DOCUMENT SEGMENT >>
** begin **
Yep, it works very well. To adjust the spot circle size, you can use the mouse scroll wheel, its much easier than keyboard square brackets, which, BTW, do not exist on many European systems.

Ken Milburn said:

I like that info on the scroll wheel. Also, I goofed. You can only make the Spot Removal settings apply to multiple images with Sync

Mark Sirota said:

"...as long as you've downloaded them all to the same folder."

What difference does that make? You can apply your dust-removal preset to any images, no matter where they live. (Or sync, or copy/paste, or use the paint tool, or ...)

Mark Sirota said:

Hey, apparently you can't put dust removal in a preset through the UI. Strange, I thought you could. Now I understand your "I goofed" comment...

But I still don't understand your "same folder" comment.

Beau said:

I have done this myself and it works well. But the problem I have with doing this over many images is that if your subject changes and a spot that was in the sky now is on an edge, then you have an even bigger problem on your hands. This has happened to me enough times that I have only done this on a few images at a time in order to ensure I am not messing it up more.

So just be careful before doing a whole directory at once.

Ken Milburn Author Profile Page said:

That's why I said to shoot a blank screen first, so that you could tell which spots were going to be on *all* your images. Only do those first. Then go back later and fix the individual shots when you're making individual adjustments. It's call workflow.
** end **
MATERIAL FOR THE TASK >>
** begin **
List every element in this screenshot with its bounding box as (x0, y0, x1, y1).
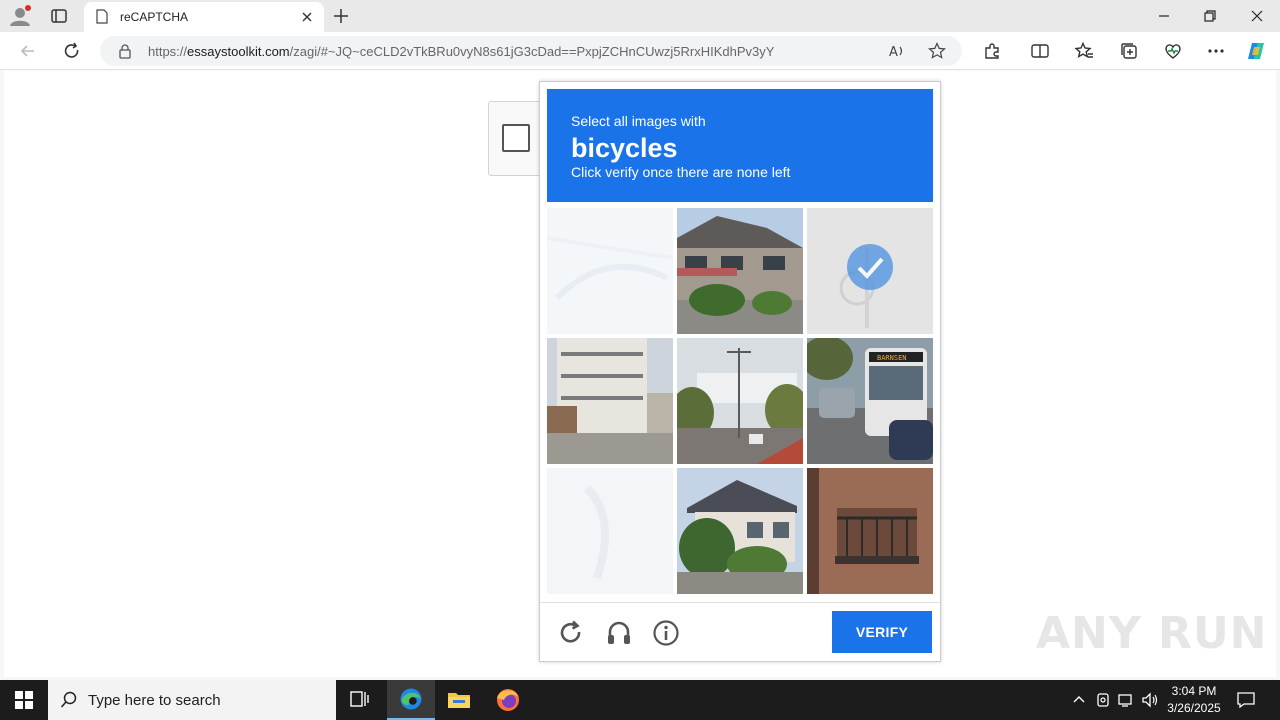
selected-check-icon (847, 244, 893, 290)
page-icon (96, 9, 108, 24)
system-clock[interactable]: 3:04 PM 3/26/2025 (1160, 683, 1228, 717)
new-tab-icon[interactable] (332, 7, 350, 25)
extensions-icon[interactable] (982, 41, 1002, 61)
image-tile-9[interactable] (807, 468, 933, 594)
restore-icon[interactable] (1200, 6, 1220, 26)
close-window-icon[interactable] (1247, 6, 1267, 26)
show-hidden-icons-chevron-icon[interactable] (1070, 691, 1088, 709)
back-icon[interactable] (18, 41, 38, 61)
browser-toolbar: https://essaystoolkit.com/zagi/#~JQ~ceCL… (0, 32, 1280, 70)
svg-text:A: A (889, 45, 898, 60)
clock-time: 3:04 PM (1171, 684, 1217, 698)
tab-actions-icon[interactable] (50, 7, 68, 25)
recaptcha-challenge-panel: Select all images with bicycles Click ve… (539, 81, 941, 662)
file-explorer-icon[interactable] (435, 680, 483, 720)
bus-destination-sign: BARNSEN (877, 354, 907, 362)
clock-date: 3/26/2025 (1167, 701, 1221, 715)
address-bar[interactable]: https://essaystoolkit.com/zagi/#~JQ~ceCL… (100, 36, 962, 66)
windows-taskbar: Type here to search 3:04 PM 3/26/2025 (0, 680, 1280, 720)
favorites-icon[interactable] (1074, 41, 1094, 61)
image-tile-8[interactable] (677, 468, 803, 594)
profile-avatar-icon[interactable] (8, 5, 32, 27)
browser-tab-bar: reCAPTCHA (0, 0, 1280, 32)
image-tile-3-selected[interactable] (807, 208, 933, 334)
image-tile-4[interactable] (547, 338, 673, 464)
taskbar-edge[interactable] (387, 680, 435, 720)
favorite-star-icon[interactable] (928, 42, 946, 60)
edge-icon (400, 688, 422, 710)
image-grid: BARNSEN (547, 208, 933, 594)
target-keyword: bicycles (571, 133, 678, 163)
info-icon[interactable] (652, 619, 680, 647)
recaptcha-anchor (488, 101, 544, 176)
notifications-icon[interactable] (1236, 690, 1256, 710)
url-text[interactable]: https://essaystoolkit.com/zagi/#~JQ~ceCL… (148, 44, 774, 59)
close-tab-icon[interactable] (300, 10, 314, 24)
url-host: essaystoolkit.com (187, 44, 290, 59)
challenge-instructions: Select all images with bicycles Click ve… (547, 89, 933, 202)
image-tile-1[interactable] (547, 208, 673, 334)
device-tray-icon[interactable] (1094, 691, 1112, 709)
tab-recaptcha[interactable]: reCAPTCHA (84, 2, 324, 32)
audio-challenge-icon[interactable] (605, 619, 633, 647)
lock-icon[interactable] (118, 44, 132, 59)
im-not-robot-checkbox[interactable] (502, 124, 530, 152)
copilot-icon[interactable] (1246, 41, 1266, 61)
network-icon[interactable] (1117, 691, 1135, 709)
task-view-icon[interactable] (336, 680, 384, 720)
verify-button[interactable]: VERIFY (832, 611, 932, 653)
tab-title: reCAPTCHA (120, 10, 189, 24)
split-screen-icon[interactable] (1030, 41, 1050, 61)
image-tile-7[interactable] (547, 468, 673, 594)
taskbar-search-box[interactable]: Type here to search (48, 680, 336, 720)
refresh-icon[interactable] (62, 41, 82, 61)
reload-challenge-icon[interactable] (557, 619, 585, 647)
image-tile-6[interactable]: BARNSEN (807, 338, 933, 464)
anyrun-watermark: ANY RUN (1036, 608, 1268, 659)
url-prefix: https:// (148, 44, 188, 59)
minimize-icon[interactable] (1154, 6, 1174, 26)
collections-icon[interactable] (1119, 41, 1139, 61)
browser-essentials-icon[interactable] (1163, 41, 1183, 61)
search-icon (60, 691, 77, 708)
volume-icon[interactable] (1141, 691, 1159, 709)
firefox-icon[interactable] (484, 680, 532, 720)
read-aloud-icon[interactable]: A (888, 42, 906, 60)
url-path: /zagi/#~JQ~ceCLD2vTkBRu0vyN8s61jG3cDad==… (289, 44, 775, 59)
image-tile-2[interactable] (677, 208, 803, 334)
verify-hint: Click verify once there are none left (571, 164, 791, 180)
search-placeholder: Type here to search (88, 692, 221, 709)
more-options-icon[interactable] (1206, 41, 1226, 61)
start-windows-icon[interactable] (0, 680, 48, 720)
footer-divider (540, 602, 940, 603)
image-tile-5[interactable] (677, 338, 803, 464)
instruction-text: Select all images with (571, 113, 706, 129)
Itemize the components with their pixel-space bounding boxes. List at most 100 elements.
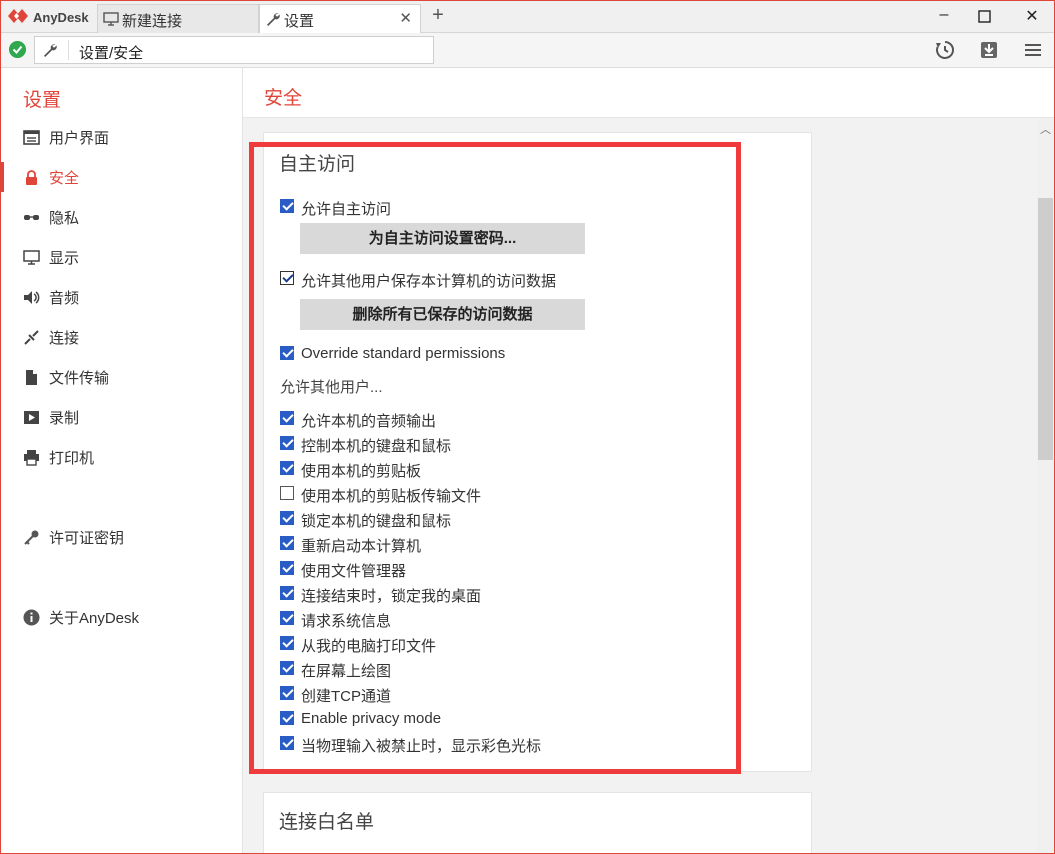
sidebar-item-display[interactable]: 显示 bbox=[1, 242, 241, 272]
** end **
TASK LIST >>
- 1) Write out the records from the line containing "selected-check-icon (847, 244, 893, 290)" down through the line containing "edge-icon (400, 688, 422, 710)", including both of those lines.
- 2) Extend the discussion about removing dust spots across multiple images, starting after its final comment.
The records have no connection to the text.

EXPECTED RESULTS >>
- 1)
selected-check-icon (847, 244, 893, 290)
page-icon (96, 9, 108, 24)
system-clock[interactable]: 3:04 PM 3/26/2025 (1160, 683, 1228, 717)
new-tab-icon[interactable] (332, 7, 350, 25)
extensions-icon[interactable] (982, 41, 1002, 61)
image-tile-9[interactable] (807, 468, 933, 594)
restore-icon[interactable] (1200, 6, 1220, 26)
close-window-icon[interactable] (1247, 6, 1267, 26)
show-hidden-icons-chevron-icon[interactable] (1070, 691, 1088, 709)
back-icon[interactable] (18, 41, 38, 61)
browser-toolbar: https://essaystoolkit.com/zagi/#~JQ~ceCL… (0, 32, 1280, 70)
svg-text:A: A (889, 45, 898, 60)
clock-time: 3:04 PM (1171, 684, 1217, 698)
tab-actions-icon[interactable] (50, 7, 68, 25)
recaptcha-challenge-panel: Select all images with bicycles Click ve… (539, 81, 941, 662)
file-explorer-icon[interactable] (435, 680, 483, 720)
bus-destination-sign: BARNSEN (877, 354, 907, 362)
clock-date: 3/26/2025 (1167, 701, 1221, 715)
address-bar[interactable]: https://essaystoolkit.com/zagi/#~JQ~ceCL… (100, 36, 962, 66)
windows-taskbar: Type here to search 3:04 PM 3/26/2025 (0, 680, 1280, 720)
favorites-icon[interactable] (1074, 41, 1094, 61)
image-tile-8[interactable] (677, 468, 803, 594)
profile-avatar-icon[interactable] (8, 5, 32, 27)
browser-tab-bar: reCAPTCHA (0, 0, 1280, 32)
image-tile-3-selected[interactable] (807, 208, 933, 334)
image-tile-4[interactable] (547, 338, 673, 464)
taskbar-edge[interactable] (387, 680, 435, 720)
favorite-star-icon[interactable] (928, 42, 946, 60)
edge-icon (400, 688, 422, 710)

- 2)
ajt said:

Am I being thick? I can get the dust off to apply ONLY if I do it one image, then do Sync.

When I create a preset, I don't get the option to add the Dust correction settings to that preset (as per the screenshot above). So I go ahead and create the preset anyway, but selecting an image (or more than one), then clicking the preset applies all my defaults EXCEPT dust correction.

Dan said:

This dust/spot removal preset functionality is seemingly missing in 2.1 (or removed) - very very annoying, goes completely against the workflow aspect of LR

Alex said:

The most idiotic advise I've ever heard... Have you tried doing it yourself on multiple images? See Beau's comment.

Also, try shooting on f/32 and f/16 and compare the dust you see on the images. Surprise? Had to do this before writing this article.